TASK INPUTS:

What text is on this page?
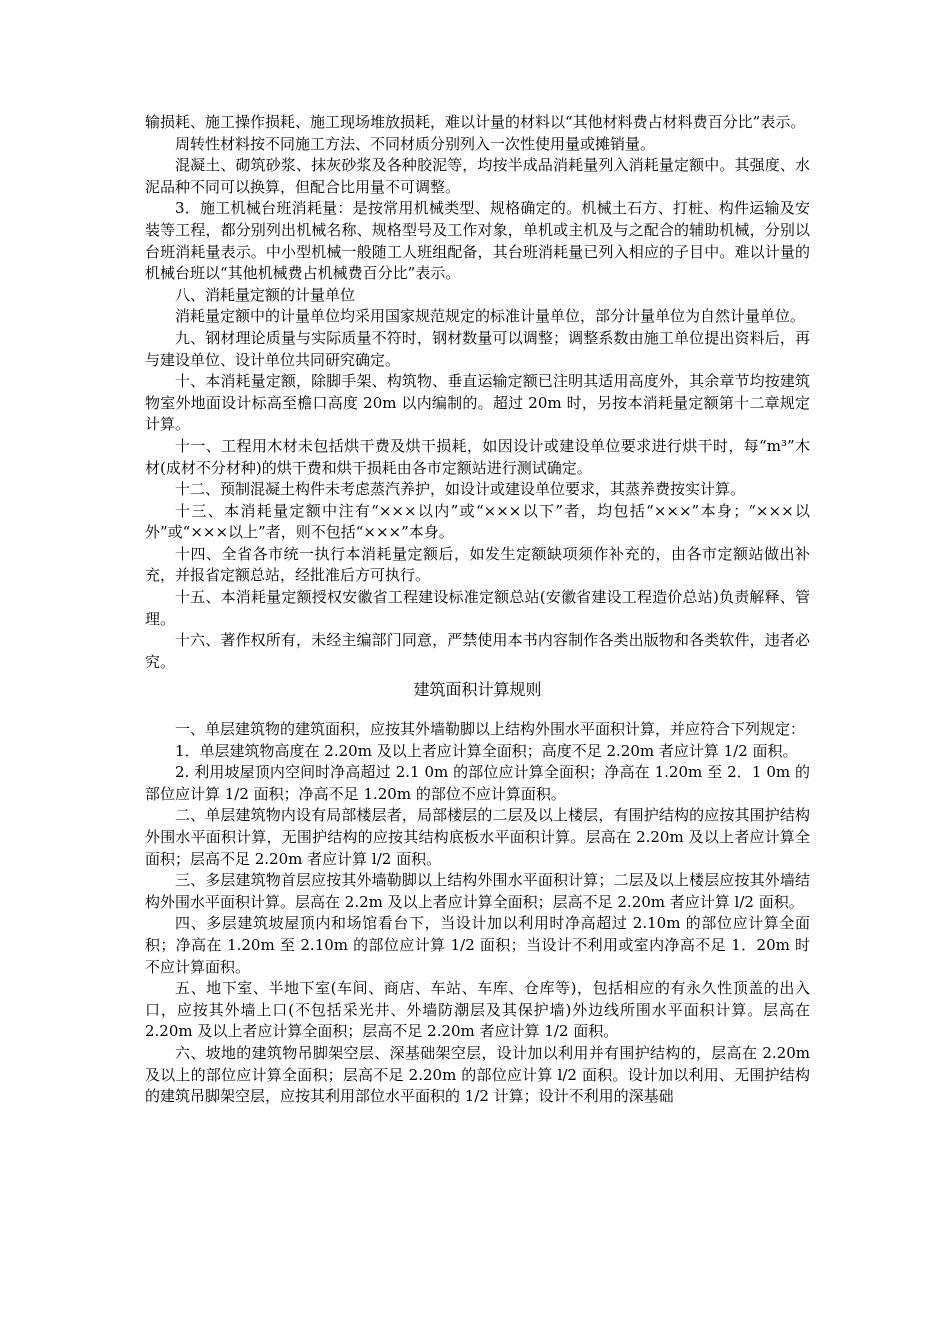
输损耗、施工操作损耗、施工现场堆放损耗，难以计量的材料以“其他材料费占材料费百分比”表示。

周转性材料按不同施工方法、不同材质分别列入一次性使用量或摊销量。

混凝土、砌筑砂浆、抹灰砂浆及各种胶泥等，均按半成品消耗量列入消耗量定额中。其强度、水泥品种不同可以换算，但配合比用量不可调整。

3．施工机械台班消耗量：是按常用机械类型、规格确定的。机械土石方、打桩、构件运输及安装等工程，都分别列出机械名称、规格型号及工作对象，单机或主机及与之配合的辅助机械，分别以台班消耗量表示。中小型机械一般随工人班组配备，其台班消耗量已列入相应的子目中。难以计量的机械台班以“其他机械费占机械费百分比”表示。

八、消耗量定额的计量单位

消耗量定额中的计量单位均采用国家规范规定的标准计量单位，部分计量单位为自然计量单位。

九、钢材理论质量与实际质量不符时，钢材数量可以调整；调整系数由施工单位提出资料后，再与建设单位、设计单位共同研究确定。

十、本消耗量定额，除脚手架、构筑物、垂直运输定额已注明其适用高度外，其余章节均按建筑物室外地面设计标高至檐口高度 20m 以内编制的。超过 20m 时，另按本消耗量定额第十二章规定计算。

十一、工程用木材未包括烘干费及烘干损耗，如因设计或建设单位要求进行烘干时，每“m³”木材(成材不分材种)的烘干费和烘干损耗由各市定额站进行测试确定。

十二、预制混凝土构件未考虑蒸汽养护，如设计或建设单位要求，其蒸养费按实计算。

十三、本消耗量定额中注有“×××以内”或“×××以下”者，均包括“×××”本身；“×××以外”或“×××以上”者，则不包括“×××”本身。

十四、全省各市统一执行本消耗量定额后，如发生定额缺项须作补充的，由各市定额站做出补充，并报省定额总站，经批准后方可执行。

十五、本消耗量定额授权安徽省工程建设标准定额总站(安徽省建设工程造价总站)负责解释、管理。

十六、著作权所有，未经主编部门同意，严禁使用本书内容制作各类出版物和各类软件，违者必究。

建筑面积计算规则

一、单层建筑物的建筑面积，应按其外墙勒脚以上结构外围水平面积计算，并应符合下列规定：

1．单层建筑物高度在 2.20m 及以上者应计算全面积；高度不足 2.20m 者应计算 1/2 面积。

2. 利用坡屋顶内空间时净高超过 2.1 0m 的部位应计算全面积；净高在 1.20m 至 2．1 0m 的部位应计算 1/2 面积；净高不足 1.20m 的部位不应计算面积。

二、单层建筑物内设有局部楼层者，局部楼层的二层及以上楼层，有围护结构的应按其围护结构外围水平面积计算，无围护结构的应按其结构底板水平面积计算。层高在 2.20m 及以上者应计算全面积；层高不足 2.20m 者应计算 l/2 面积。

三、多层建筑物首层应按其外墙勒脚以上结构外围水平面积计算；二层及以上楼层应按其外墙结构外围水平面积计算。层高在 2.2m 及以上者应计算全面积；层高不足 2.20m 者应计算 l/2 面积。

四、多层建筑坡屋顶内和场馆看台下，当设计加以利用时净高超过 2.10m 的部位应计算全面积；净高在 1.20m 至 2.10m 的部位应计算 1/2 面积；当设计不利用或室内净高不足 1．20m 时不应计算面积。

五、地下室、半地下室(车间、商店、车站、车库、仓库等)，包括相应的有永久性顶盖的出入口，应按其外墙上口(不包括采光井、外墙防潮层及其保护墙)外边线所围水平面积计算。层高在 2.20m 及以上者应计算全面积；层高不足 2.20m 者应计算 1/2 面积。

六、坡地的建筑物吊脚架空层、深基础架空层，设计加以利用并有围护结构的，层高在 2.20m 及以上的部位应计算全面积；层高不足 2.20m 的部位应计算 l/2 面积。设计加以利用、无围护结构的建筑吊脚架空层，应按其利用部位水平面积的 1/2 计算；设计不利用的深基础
---
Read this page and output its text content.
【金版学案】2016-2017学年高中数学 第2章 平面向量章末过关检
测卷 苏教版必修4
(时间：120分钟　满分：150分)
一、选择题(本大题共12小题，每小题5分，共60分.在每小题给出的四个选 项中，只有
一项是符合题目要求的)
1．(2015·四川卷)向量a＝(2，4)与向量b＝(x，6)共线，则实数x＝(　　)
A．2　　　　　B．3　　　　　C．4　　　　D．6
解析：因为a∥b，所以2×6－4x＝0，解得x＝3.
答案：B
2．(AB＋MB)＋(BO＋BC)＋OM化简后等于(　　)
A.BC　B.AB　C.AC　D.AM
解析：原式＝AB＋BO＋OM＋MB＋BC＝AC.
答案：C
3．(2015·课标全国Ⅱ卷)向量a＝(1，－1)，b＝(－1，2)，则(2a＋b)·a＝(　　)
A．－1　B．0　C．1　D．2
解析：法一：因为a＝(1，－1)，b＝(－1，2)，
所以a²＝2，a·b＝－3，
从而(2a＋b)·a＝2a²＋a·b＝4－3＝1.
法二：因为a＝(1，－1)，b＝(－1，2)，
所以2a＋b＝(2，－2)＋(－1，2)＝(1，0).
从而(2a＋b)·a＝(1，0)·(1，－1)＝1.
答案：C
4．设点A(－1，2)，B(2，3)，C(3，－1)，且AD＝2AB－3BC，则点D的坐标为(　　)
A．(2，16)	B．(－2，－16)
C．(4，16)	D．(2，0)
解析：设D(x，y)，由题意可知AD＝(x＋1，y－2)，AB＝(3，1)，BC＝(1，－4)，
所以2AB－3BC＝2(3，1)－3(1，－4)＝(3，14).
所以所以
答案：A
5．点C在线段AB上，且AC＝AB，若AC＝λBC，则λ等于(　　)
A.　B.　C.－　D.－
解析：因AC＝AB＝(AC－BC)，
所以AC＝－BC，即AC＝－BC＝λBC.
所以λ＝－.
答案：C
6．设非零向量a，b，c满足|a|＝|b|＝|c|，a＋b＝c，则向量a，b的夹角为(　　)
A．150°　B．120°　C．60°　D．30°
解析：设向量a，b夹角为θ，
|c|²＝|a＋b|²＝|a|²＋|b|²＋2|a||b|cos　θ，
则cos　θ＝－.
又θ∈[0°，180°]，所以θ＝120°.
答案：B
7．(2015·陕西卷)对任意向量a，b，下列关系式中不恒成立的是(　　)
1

DIRECTION: Extract each line holding the word "者应计算" from the records.

RESPONSE FOR THIS EXERCISE:
1．单层建筑物高度在 2.20m 及以上者应计算全面积；高度不足 2.20m 者应计算 1/2 面积。
二、单层建筑物内设有局部楼层者，局部楼层的二层及以上楼层，有围护结构的应按其围护结构外围水平面积计算，无围护结构的应按其结构底板水平面积计算。层高在 2.20m 及以上者应计算全面积；层高不足 2.20m 者应计算 l/2 面积。
三、多层建筑物首层应按其外墙勒脚以上结构外围水平面积计算；二层及以上楼层应按其外墙结构外围水平面积计算。层高在 2.2m 及以上者应计算全面积；层高不足 2.20m 者应计算 l/2 面积。
五、地下室、半地下室(车间、商店、车站、车库、仓库等)，包括相应的有永久性顶盖的出入口，应按其外墙上口(不包括采光井、外墙防潮层及其保护墙)外边线所围水平面积计算。层高在 2.20m 及以上者应计算全面积；层高不足 2.20m 者应计算 1/2 面积。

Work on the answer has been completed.